_Exercise brief:_ Copy out the material below in full, but not its images.

_Exercise material:_
------------------------------------------------------------------------
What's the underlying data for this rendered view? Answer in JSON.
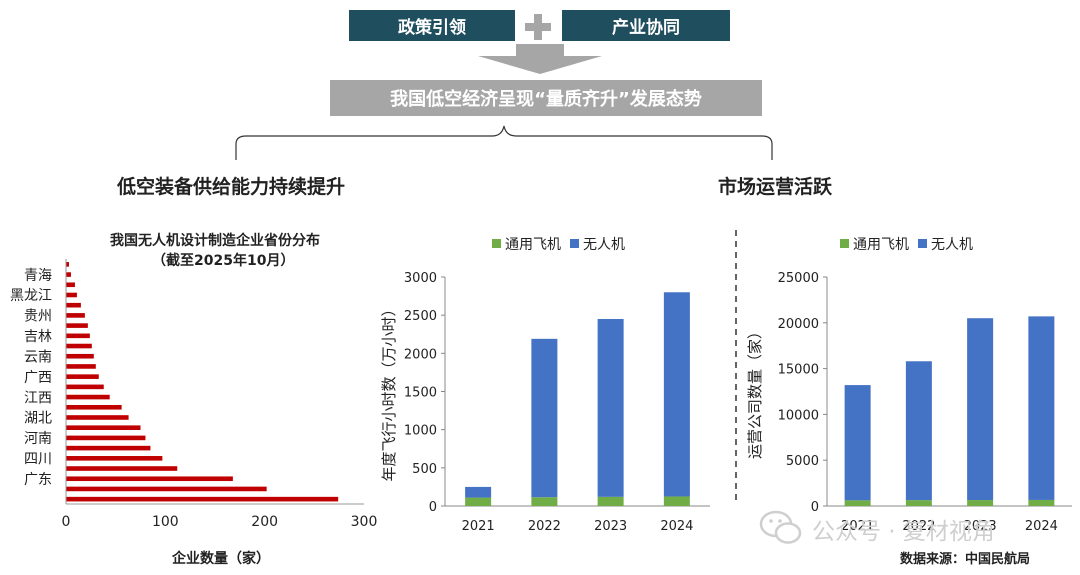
{
  "header": {
    "left_box": "政策引领",
    "right_box": "产业协同",
    "banner": "我国低空经济呈现“量质齐升”发展态势",
    "left_section": "低空装备供给能力持续提升",
    "right_section": "市场运营活跃"
  },
  "source": "数据来源：中国民航局",
  "watermark": "公众号 · 复材视角",
  "colors": {
    "teal": "#1f4e5f",
    "grey": "#a6a6a6",
    "bar_red": "#c00000",
    "blue": "#4472c4",
    "green": "#70ad47"
  },
  "chart_data": [
    {
      "type": "bar",
      "orientation": "horizontal",
      "title": "我国无人机设计制造企业省份分布",
      "subtitle": "（截至2025年10月）",
      "xlabel": "企业数量（家）",
      "xlim": [
        0,
        300
      ],
      "xticks": [
        0,
        100,
        200,
        300
      ],
      "category_labels": [
        "青海",
        "黑龙江",
        "贵州",
        "吉林",
        "云南",
        "广西",
        "江西",
        "湖北",
        "河南",
        "四川",
        "广东"
      ],
      "values": [
        3,
        5,
        9,
        11,
        15,
        19,
        22,
        24,
        26,
        28,
        30,
        33,
        38,
        44,
        56,
        63,
        75,
        80,
        85,
        97,
        112,
        168,
        202,
        274
      ]
    },
    {
      "type": "bar",
      "stacked": true,
      "categories": [
        "2021",
        "2022",
        "2023",
        "2024"
      ],
      "series": [
        {
          "name": "通用飞机",
          "values": [
            110,
            115,
            120,
            125
          ]
        },
        {
          "name": "无人机",
          "values": [
            140,
            2075,
            2330,
            2675
          ]
        }
      ],
      "ylabel": "年度飞行小时数（万小时）",
      "ylim": [
        0,
        3000
      ],
      "yticks": [
        0,
        500,
        1000,
        1500,
        2000,
        2500,
        3000
      ]
    },
    {
      "type": "bar",
      "stacked": true,
      "categories": [
        "2021",
        "2022",
        "2023",
        "2024"
      ],
      "series": [
        {
          "name": "通用飞机",
          "values": [
            620,
            640,
            650,
            660
          ]
        },
        {
          "name": "无人机",
          "values": [
            12580,
            15160,
            19850,
            20040
          ]
        }
      ],
      "ylabel": "运营公司数量（家）",
      "ylim": [
        0,
        25000
      ],
      "yticks": [
        0,
        5000,
        10000,
        15000,
        20000,
        25000
      ]
    }
  ]
}
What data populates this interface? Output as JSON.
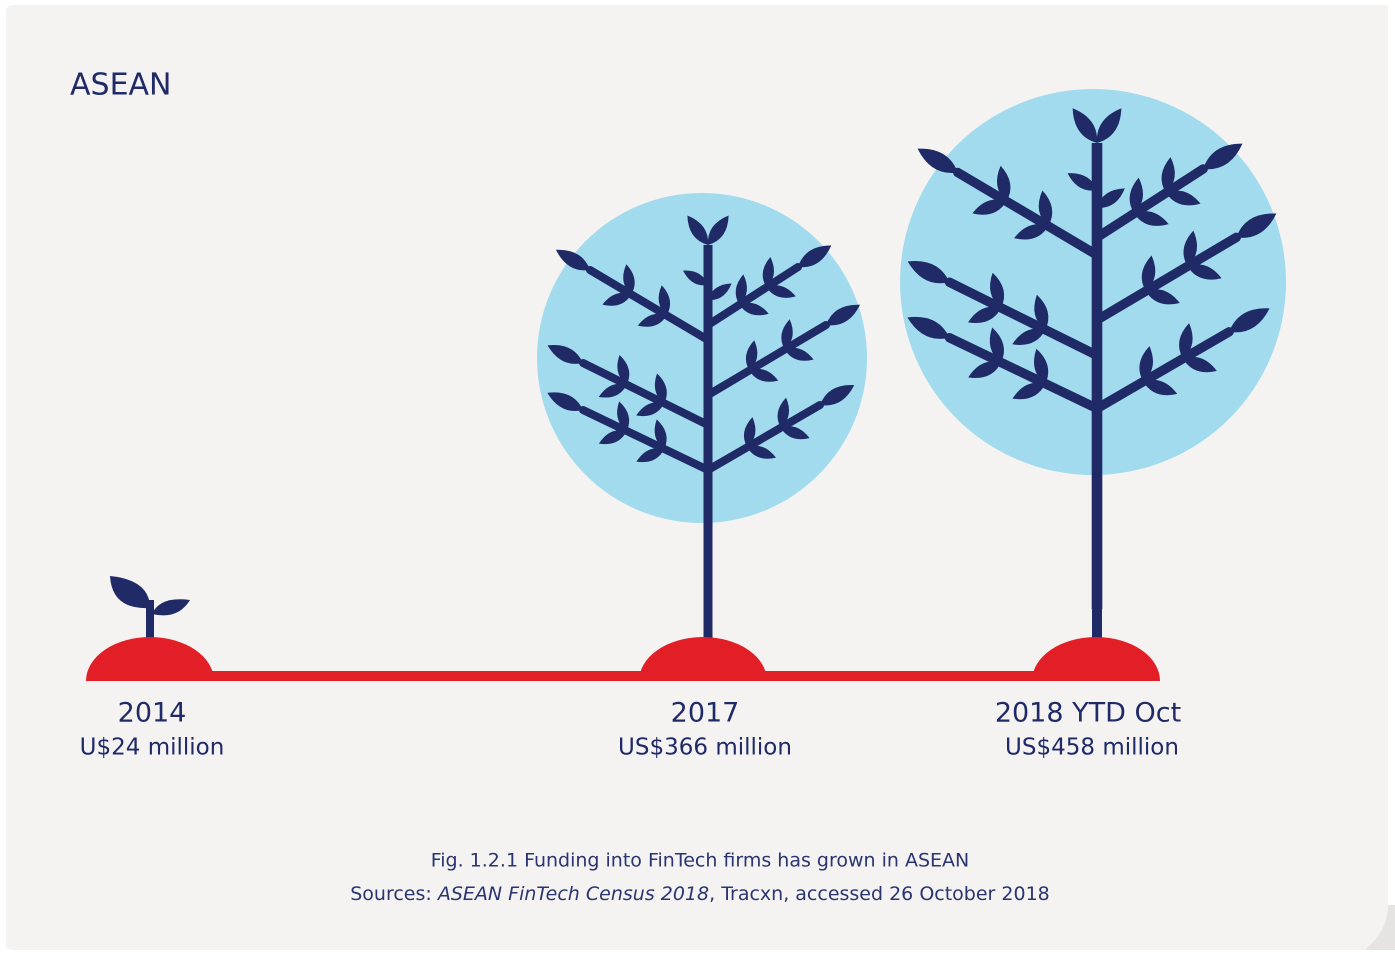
{
  "title": "ASEAN",
  "milestones": [
    {
      "year": "2014",
      "amount": "U$24 million"
    },
    {
      "year": "2017",
      "amount": "US$366 million"
    },
    {
      "year": "2018 YTD Oct",
      "amount": "US$458 million"
    }
  ],
  "caption": {
    "figure": "Fig. 1.2.1 Funding into FinTech firms has grown in ASEAN",
    "sources_prefix": "Sources:",
    "sources_title": "ASEAN FinTech Census 2018",
    "sources_suffix": ", Tracxn, accessed 26 October 2018"
  }
}
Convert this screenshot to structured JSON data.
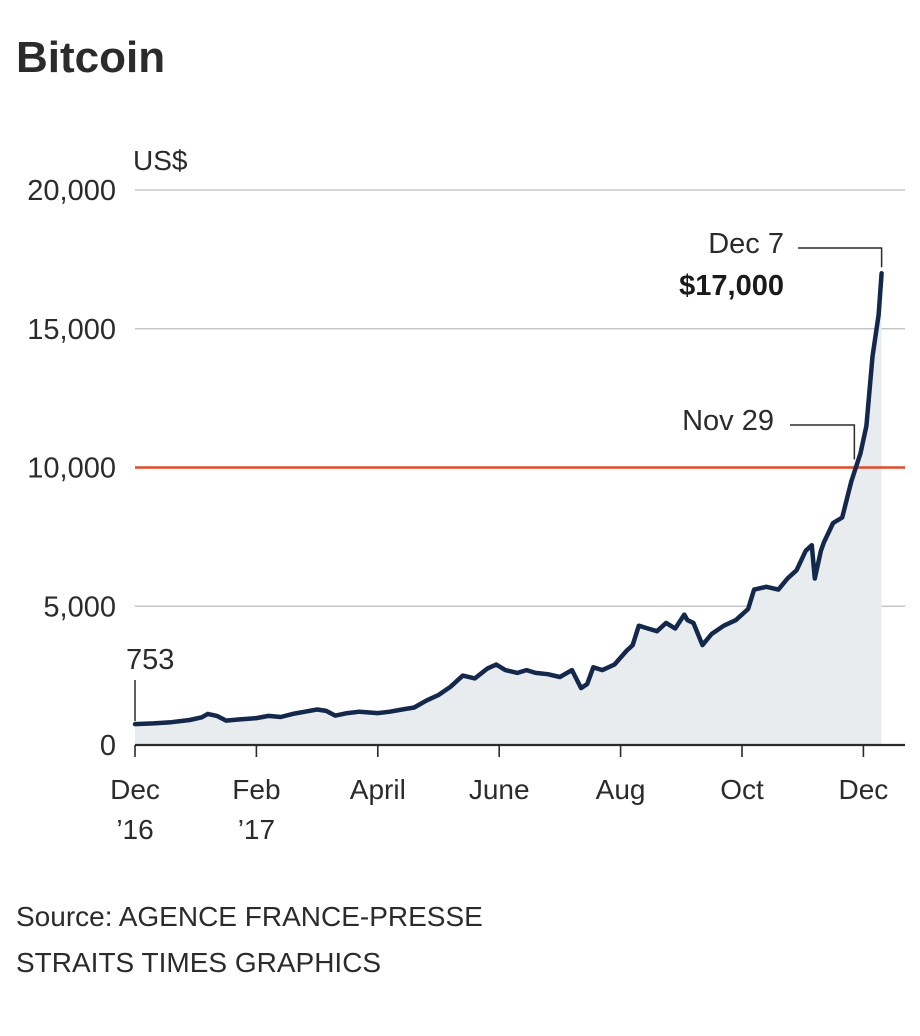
{
  "chart_data": {
    "type": "line",
    "title": "Bitcoin",
    "ylabel": "US$",
    "xlabel": "",
    "ylim": [
      0,
      20000
    ],
    "xlim": [
      0,
      12.3
    ],
    "y_ticks": [
      {
        "value": 0,
        "label": "0"
      },
      {
        "value": 5000,
        "label": "5,000"
      },
      {
        "value": 10000,
        "label": "10,000"
      },
      {
        "value": 15000,
        "label": "15,000"
      },
      {
        "value": 20000,
        "label": "20,000"
      }
    ],
    "x_ticks": [
      {
        "value": 0,
        "label": "Dec",
        "sublabel": "’16"
      },
      {
        "value": 2,
        "label": "Feb",
        "sublabel": "’17"
      },
      {
        "value": 4,
        "label": "April",
        "sublabel": ""
      },
      {
        "value": 6,
        "label": "June",
        "sublabel": ""
      },
      {
        "value": 8,
        "label": "Aug",
        "sublabel": ""
      },
      {
        "value": 10,
        "label": "Oct",
        "sublabel": ""
      },
      {
        "value": 12,
        "label": "Dec",
        "sublabel": ""
      }
    ],
    "reference_line": {
      "value": 10000,
      "label": "10,000",
      "color": "#e04a2f"
    },
    "series": [
      {
        "name": "Bitcoin price",
        "color": "#14284b",
        "x": [
          0,
          0.3,
          0.6,
          0.9,
          1.1,
          1.2,
          1.35,
          1.5,
          1.7,
          2.0,
          2.2,
          2.4,
          2.6,
          2.8,
          3.0,
          3.15,
          3.3,
          3.5,
          3.7,
          4.0,
          4.2,
          4.4,
          4.6,
          4.8,
          5.0,
          5.2,
          5.4,
          5.6,
          5.8,
          5.95,
          6.1,
          6.3,
          6.45,
          6.6,
          6.8,
          7.0,
          7.2,
          7.35,
          7.45,
          7.55,
          7.7,
          7.9,
          8.1,
          8.2,
          8.3,
          8.45,
          8.6,
          8.75,
          8.9,
          9.05,
          9.1,
          9.2,
          9.35,
          9.5,
          9.7,
          9.9,
          10.1,
          10.2,
          10.4,
          10.6,
          10.75,
          10.9,
          11.05,
          11.15,
          11.2,
          11.3,
          11.35,
          11.5,
          11.65,
          11.8,
          11.95,
          12.05,
          12.15,
          12.25,
          12.3
        ],
        "values": [
          753,
          780,
          820,
          900,
          1000,
          1120,
          1050,
          880,
          920,
          970,
          1050,
          1010,
          1120,
          1200,
          1280,
          1230,
          1060,
          1150,
          1200,
          1150,
          1200,
          1280,
          1350,
          1600,
          1800,
          2100,
          2500,
          2400,
          2750,
          2900,
          2700,
          2600,
          2700,
          2600,
          2550,
          2450,
          2700,
          2050,
          2200,
          2800,
          2700,
          2900,
          3400,
          3600,
          4300,
          4200,
          4100,
          4400,
          4200,
          4700,
          4500,
          4400,
          3600,
          4000,
          4300,
          4500,
          4900,
          5600,
          5700,
          5600,
          6000,
          6300,
          7000,
          7200,
          6000,
          7000,
          7300,
          8000,
          8200,
          9500,
          10500,
          11500,
          14000,
          15500,
          17000
        ]
      }
    ],
    "annotations": {
      "start_label": "753",
      "nov29_label": "Nov 29",
      "dec7_label": "Dec 7",
      "dec7_value": "$17,000",
      "start_point": {
        "x": 0,
        "y": 753
      },
      "nov29_point": {
        "x": 11.95,
        "y": 10000
      },
      "dec7_point": {
        "x": 12.3,
        "y": 17000
      }
    }
  },
  "footer": {
    "source": "Source: AGENCE FRANCE-PRESSE",
    "credit": "STRAITS TIMES GRAPHICS"
  },
  "colors": {
    "line": "#14284b",
    "fill": "#e9ecef",
    "grid": "#bdbdbd",
    "axis": "#2b2b2b",
    "reference": "#e04a2f"
  }
}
------------------------------------------------------------------------
_Written answer:_
What's the underlying data for this rendered view? Answer in JSON.
{
  "header": {
    "left_box": "政策引领",
    "right_box": "产业协同",
    "banner": "我国低空经济呈现“量质齐升”发展态势",
    "left_section": "低空装备供给能力持续提升",
    "right_section": "市场运营活跃"
  },
  "source": "数据来源：中国民航局",
  "watermark": "公众号 · 复材视角",
  "colors": {
    "teal": "#1f4e5f",
    "grey": "#a6a6a6",
    "bar_red": "#c00000",
    "blue": "#4472c4",
    "green": "#70ad47"
  },
  "chart_data": [
    {
      "type": "bar",
      "orientation": "horizontal",
      "title": "我国无人机设计制造企业省份分布",
      "subtitle": "（截至2025年10月）",
      "xlabel": "企业数量（家）",
      "xlim": [
        0,
        300
      ],
      "xticks": [
        0,
        100,
        200,
        300
      ],
      "category_labels": [
        "青海",
        "黑龙江",
        "贵州",
        "吉林",
        "云南",
        "广西",
        "江西",
        "湖北",
        "河南",
        "四川",
        "广东"
      ],
      "values": [
        3,
        5,
        9,
        11,
        15,
        19,
        22,
        24,
        26,
        28,
        30,
        33,
        38,
        44,
        56,
        63,
        75,
        80,
        85,
        97,
        112,
        168,
        202,
        274
      ]
    },
    {
      "type": "bar",
      "stacked": true,
      "categories": [
        "2021",
        "2022",
        "2023",
        "2024"
      ],
      "series": [
        {
          "name": "通用飞机",
          "values": [
            110,
            115,
            120,
            125
          ]
        },
        {
          "name": "无人机",
          "values": [
            140,
            2075,
            2330,
            2675
          ]
        }
      ],
      "ylabel": "年度飞行小时数（万小时）",
      "ylim": [
        0,
        3000
      ],
      "yticks": [
        0,
        500,
        1000,
        1500,
        2000,
        2500,
        3000
      ]
    },
    {
      "type": "bar",
      "stacked": true,
      "categories": [
        "2021",
        "2022",
        "2023",
        "2024"
      ],
      "series": [
        {
          "name": "通用飞机",
          "values": [
            620,
            640,
            650,
            660
          ]
        },
        {
          "name": "无人机",
          "values": [
            12580,
            15160,
            19850,
            20040
          ]
        }
      ],
      "ylabel": "运营公司数量（家）",
      "ylim": [
        0,
        25000
      ],
      "yticks": [
        0,
        5000,
        10000,
        15000,
        20000,
        25000
      ]
    }
  ]
}
What data populates this interface? Output as JSON.
{
  "title": "ASEAN",
  "milestones": [
    {
      "year": "2014",
      "amount": "U$24 million"
    },
    {
      "year": "2017",
      "amount": "US$366 million"
    },
    {
      "year": "2018 YTD Oct",
      "amount": "US$458 million"
    }
  ],
  "caption": {
    "figure": "Fig. 1.2.1 Funding into FinTech firms has grown in ASEAN",
    "sources_prefix": "Sources:",
    "sources_title": "ASEAN FinTech Census 2018",
    "sources_suffix": ", Tracxn, accessed 26 October 2018"
  }
}
Convert this screenshot to structured JSON data.
{
  "chart_data": {
    "type": "line",
    "title": "Bitcoin",
    "ylabel": "US$",
    "xlabel": "",
    "ylim": [
      0,
      20000
    ],
    "xlim": [
      0,
      12.3
    ],
    "y_ticks": [
      {
        "value": 0,
        "label": "0"
      },
      {
        "value": 5000,
        "label": "5,000"
      },
      {
        "value": 10000,
        "label": "10,000"
      },
      {
        "value": 15000,
        "label": "15,000"
      },
      {
        "value": 20000,
        "label": "20,000"
      }
    ],
    "x_ticks": [
      {
        "value": 0,
        "label": "Dec",
        "sublabel": "’16"
      },
      {
        "value": 2,
        "label": "Feb",
        "sublabel": "’17"
      },
      {
        "value": 4,
        "label": "April",
        "sublabel": ""
      },
      {
        "value": 6,
        "label": "June",
        "sublabel": ""
      },
      {
        "value": 8,
        "label": "Aug",
        "sublabel": ""
      },
      {
        "value": 10,
        "label": "Oct",
        "sublabel": ""
      },
      {
        "value": 12,
        "label": "Dec",
        "sublabel": ""
      }
    ],
    "reference_line": {
      "value": 10000,
      "label": "10,000",
      "color": "#e04a2f"
    },
    "series": [
      {
        "name": "Bitcoin price",
        "color": "#14284b",
        "x": [
          0,
          0.3,
          0.6,
          0.9,
          1.1,
          1.2,
          1.35,
          1.5,
          1.7,
          2.0,
          2.2,
          2.4,
          2.6,
          2.8,
          3.0,
          3.15,
          3.3,
          3.5,
          3.7,
          4.0,
          4.2,
          4.4,
          4.6,
          4.8,
          5.0,
          5.2,
          5.4,
          5.6,
          5.8,
          5.95,
          6.1,
          6.3,
          6.45,
          6.6,
          6.8,
          7.0,
          7.2,
          7.35,
          7.45,
          7.55,
          7.7,
          7.9,
          8.1,
          8.2,
          8.3,
          8.45,
          8.6,
          8.75,
          8.9,
          9.05,
          9.1,
          9.2,
          9.35,
          9.5,
          9.7,
          9.9,
          10.1,
          10.2,
          10.4,
          10.6,
          10.75,
          10.9,
          11.05,
          11.15,
          11.2,
          11.3,
          11.35,
          11.5,
          11.65,
          11.8,
          11.95,
          12.05,
          12.15,
          12.25,
          12.3
        ],
        "values": [
          753,
          780,
          820,
          900,
          1000,
          1120,
          1050,
          880,
          920,
          970,
          1050,
          1010,
          1120,
          1200,
          1280,
          1230,
          1060,
          1150,
          1200,
          1150,
          1200,
          1280,
          1350,
          1600,
          1800,
          2100,
          2500,
          2400,
          2750,
          2900,
          2700,
          2600,
          2700,
          2600,
          2550,
          2450,
          2700,
          2050,
          2200,
          2800,
          2700,
          2900,
          3400,
          3600,
          4300,
          4200,
          4100,
          4400,
          4200,
          4700,
          4500,
          4400,
          3600,
          4000,
          4300,
          4500,
          4900,
          5600,
          5700,
          5600,
          6000,
          6300,
          7000,
          7200,
          6000,
          7000,
          7300,
          8000,
          8200,
          9500,
          10500,
          11500,
          14000,
          15500,
          17000
        ]
      }
    ],
    "annotations": {
      "start_label": "753",
      "nov29_label": "Nov 29",
      "dec7_label": "Dec 7",
      "dec7_value": "$17,000",
      "start_point": {
        "x": 0,
        "y": 753
      },
      "nov29_point": {
        "x": 11.95,
        "y": 10000
      },
      "dec7_point": {
        "x": 12.3,
        "y": 17000
      }
    }
  },
  "footer": {
    "source": "Source: AGENCE FRANCE-PRESSE",
    "credit": "STRAITS TIMES GRAPHICS"
  },
  "colors": {
    "line": "#14284b",
    "fill": "#e9ecef",
    "grid": "#bdbdbd",
    "axis": "#2b2b2b",
    "reference": "#e04a2f"
  }
}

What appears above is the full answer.